Figure record extracts
╭──
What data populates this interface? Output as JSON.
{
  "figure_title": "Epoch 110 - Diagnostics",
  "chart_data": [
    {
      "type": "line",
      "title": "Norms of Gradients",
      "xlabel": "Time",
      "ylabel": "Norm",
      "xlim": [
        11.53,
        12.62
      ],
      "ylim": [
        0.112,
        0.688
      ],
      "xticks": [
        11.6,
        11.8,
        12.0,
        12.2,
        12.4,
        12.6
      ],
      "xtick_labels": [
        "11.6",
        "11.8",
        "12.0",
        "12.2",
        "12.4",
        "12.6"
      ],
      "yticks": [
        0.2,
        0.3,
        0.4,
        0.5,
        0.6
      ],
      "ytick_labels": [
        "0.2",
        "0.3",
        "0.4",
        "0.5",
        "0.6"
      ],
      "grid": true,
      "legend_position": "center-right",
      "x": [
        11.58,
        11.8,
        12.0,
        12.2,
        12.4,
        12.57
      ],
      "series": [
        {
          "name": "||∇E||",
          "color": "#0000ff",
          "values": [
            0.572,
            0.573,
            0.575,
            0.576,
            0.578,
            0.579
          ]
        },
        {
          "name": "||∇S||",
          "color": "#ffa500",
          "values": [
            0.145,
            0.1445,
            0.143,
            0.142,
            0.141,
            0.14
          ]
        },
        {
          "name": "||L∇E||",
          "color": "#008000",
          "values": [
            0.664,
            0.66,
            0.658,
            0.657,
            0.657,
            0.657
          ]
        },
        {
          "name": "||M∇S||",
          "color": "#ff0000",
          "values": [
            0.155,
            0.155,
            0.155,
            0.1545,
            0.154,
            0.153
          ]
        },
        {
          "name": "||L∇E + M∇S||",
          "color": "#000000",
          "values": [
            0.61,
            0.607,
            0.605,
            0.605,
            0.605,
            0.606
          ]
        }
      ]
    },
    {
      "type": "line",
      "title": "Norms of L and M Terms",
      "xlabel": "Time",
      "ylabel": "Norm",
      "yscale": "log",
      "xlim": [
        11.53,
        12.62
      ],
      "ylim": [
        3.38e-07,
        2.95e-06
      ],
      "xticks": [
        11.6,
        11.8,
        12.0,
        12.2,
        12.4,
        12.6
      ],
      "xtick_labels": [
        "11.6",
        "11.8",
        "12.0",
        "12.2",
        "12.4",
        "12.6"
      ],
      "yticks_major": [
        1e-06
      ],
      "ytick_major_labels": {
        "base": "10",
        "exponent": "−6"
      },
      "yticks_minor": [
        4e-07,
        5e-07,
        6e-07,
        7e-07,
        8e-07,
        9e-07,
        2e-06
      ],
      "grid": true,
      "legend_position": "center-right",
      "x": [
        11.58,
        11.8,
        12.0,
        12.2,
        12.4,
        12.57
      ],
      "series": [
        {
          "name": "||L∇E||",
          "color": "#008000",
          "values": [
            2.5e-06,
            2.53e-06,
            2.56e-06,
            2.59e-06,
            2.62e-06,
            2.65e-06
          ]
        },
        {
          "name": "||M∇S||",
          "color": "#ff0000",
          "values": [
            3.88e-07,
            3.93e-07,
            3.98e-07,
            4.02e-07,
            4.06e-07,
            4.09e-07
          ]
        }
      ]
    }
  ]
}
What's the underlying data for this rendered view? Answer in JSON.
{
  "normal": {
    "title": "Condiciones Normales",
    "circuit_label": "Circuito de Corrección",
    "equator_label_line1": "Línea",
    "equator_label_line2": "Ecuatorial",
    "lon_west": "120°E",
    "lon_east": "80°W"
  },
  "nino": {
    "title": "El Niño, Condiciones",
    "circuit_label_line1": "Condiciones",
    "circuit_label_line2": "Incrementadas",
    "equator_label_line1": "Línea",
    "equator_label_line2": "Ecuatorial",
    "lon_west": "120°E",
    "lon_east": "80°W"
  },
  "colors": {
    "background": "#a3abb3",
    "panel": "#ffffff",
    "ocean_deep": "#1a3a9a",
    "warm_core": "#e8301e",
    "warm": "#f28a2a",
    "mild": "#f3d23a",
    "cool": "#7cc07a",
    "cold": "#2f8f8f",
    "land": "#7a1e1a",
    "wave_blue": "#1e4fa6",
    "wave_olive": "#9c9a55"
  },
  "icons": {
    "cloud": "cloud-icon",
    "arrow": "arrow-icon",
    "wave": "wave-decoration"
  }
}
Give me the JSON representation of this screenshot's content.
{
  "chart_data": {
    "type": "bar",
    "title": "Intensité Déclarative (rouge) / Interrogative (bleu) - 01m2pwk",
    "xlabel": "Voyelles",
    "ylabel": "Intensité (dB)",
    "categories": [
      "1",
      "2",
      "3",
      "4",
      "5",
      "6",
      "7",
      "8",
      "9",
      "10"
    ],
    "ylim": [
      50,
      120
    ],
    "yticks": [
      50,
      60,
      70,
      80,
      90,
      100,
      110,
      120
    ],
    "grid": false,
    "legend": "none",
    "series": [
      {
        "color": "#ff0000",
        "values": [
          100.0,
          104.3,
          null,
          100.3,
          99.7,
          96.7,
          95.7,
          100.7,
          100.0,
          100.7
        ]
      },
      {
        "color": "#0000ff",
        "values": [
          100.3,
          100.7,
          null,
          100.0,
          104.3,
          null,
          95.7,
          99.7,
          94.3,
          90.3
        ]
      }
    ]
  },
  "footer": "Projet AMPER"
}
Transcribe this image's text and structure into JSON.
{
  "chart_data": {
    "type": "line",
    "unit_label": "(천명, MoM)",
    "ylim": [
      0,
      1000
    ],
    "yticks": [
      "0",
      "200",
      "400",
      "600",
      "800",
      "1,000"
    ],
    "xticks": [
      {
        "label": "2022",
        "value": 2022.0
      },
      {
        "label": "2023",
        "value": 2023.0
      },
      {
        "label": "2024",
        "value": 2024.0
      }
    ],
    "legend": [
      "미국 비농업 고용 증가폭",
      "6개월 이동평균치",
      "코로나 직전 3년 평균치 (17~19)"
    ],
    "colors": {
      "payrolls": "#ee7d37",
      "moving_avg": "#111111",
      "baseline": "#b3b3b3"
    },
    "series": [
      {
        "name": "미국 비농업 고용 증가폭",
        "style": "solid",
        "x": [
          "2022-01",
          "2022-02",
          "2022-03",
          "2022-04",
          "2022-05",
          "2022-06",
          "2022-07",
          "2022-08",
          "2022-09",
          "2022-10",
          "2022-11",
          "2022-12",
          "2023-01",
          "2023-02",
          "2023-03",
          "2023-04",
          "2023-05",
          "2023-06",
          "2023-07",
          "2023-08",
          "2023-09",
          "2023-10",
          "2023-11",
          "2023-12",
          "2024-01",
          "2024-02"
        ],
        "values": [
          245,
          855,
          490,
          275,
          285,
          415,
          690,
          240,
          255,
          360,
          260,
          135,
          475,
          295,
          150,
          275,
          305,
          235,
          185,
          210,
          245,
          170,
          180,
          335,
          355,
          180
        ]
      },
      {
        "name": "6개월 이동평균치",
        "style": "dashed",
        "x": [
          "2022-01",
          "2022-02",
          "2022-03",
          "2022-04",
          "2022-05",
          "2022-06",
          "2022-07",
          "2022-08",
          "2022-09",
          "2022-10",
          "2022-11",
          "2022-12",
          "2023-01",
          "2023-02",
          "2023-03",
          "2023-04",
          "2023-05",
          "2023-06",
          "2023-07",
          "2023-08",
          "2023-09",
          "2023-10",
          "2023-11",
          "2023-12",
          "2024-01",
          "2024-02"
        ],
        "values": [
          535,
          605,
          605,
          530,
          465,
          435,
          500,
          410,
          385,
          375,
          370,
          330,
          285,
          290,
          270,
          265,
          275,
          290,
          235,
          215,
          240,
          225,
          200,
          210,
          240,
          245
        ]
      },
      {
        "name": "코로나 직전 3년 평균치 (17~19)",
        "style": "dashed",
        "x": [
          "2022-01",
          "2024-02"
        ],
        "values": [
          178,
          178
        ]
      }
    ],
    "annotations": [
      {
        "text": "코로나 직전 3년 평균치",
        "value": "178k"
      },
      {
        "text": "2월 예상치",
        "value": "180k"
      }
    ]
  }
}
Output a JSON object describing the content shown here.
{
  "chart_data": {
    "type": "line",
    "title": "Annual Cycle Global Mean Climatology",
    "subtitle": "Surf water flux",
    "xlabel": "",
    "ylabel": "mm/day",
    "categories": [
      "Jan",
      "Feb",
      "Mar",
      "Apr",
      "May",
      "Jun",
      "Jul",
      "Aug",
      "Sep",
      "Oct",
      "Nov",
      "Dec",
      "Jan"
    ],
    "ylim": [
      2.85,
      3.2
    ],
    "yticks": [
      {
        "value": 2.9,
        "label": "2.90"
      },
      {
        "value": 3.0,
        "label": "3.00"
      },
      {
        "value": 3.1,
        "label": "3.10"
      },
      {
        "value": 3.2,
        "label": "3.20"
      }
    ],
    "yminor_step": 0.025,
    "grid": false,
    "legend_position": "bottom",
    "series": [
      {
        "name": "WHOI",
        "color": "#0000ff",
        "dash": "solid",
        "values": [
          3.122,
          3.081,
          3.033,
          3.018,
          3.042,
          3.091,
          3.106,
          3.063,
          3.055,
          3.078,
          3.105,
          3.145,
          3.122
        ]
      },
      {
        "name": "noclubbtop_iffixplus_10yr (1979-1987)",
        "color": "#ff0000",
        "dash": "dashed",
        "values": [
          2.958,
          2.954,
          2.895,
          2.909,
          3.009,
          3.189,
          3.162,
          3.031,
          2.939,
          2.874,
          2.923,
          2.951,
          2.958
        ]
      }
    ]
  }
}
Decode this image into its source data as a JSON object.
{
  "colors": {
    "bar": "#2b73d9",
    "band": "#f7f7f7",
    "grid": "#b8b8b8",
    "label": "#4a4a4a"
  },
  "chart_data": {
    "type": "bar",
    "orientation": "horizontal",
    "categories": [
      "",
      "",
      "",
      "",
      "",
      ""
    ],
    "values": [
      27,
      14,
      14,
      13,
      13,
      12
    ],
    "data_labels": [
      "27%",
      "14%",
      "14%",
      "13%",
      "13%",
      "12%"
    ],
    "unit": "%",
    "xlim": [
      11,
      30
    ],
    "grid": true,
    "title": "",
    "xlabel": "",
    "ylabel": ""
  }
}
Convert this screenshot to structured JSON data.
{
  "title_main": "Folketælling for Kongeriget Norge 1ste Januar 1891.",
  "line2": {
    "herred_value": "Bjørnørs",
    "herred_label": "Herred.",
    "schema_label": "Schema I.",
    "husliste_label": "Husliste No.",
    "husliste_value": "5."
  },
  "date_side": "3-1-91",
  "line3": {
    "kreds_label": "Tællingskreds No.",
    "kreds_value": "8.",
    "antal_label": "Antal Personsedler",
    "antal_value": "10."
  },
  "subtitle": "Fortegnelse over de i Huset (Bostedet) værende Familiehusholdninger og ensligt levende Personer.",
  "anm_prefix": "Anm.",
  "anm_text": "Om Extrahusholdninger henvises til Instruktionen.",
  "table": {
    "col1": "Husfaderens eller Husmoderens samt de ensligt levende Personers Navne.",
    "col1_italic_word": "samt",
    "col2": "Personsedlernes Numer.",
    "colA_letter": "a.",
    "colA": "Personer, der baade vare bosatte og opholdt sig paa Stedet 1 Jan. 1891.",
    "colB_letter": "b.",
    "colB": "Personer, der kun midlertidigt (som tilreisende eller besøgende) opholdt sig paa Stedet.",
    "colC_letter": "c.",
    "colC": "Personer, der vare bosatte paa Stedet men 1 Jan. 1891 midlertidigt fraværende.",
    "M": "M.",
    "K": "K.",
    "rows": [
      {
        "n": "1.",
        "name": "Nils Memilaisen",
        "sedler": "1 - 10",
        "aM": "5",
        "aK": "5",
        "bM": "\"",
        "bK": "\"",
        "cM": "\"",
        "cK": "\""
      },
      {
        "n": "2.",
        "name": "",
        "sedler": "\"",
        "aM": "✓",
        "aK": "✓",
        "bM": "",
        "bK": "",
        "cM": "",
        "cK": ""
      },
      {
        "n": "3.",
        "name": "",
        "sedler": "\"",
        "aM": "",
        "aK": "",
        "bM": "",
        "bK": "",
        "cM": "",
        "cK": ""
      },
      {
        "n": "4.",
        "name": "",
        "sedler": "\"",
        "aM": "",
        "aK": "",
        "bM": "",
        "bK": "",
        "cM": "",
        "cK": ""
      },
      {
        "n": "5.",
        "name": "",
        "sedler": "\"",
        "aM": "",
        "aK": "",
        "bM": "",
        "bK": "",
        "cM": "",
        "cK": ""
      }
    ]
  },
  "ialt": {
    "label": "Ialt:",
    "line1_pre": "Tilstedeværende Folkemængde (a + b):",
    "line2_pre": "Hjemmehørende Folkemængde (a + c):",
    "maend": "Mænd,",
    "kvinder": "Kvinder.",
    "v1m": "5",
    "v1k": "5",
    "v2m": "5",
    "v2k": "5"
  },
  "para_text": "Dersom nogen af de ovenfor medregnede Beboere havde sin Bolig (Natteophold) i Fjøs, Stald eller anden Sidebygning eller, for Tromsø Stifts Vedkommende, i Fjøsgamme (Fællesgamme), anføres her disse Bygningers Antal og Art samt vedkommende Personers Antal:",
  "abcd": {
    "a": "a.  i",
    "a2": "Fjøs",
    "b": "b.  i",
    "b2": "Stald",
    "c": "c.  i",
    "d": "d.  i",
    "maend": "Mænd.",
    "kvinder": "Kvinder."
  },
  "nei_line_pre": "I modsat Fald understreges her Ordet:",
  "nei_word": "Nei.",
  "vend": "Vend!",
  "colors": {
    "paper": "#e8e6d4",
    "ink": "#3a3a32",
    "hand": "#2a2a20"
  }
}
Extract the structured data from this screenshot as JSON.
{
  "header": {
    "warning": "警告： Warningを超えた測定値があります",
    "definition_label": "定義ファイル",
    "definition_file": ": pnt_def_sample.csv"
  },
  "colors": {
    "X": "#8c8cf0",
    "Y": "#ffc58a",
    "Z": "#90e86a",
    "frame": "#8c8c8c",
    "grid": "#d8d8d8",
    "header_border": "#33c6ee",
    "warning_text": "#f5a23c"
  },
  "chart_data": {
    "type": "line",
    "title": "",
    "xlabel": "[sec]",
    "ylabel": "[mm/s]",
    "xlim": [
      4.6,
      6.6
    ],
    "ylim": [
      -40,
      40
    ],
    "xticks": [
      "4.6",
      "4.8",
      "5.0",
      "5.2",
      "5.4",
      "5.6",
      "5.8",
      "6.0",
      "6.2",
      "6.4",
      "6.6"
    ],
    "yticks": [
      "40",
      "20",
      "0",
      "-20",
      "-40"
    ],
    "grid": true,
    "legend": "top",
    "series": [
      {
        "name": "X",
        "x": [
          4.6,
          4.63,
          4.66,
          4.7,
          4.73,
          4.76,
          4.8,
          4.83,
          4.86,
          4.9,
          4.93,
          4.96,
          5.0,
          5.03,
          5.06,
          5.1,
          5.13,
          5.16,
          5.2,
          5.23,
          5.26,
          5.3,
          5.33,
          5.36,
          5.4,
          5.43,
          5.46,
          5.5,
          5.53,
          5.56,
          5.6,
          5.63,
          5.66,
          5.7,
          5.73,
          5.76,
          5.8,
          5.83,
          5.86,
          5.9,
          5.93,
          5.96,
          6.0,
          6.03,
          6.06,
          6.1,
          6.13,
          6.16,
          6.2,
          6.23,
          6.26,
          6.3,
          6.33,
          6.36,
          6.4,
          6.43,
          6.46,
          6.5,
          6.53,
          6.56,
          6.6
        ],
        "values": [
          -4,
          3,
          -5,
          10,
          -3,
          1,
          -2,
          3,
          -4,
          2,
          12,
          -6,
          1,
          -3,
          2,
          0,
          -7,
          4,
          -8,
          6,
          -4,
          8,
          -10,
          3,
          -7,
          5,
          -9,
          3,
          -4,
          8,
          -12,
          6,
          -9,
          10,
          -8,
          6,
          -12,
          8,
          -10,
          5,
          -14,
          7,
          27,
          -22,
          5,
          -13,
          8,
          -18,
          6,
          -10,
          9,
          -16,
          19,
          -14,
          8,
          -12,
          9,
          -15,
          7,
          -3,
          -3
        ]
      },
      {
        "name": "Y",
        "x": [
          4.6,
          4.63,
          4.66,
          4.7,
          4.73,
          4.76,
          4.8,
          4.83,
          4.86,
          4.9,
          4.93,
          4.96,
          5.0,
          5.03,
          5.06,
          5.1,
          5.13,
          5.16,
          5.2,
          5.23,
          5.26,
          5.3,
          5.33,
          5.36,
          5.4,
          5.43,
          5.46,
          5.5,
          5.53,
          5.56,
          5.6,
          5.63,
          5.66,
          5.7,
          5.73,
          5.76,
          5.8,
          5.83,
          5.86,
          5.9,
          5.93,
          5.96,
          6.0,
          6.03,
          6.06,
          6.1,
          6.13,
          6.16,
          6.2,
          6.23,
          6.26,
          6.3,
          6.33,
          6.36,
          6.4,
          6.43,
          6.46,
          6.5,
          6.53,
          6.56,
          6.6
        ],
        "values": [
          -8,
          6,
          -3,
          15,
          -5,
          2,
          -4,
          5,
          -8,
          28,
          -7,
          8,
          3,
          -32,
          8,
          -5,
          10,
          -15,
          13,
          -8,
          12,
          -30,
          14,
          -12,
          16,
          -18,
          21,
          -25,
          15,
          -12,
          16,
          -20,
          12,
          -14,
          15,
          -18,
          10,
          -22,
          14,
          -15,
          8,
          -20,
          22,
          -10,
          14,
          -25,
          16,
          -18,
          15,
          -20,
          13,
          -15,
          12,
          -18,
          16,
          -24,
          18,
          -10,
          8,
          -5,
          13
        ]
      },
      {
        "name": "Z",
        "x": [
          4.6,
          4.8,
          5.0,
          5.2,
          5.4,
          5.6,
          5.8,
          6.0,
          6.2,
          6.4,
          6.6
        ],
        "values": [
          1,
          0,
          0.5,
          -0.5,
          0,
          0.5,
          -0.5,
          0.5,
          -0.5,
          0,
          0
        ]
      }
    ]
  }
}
╰──
From the data above, copy each line that has the string "JSON".

Exercise response →
What data populates this interface? Output as JSON.
What's the underlying data for this rendered view? Answer in JSON.
Give me the JSON representation of this screenshot's content.
Transcribe this image's text and structure into JSON.
Output a JSON object describing the content shown here.
Decode this image into its source data as a JSON object.
Convert this screenshot to structured JSON data.
Extract the structured data from this screenshot as JSON.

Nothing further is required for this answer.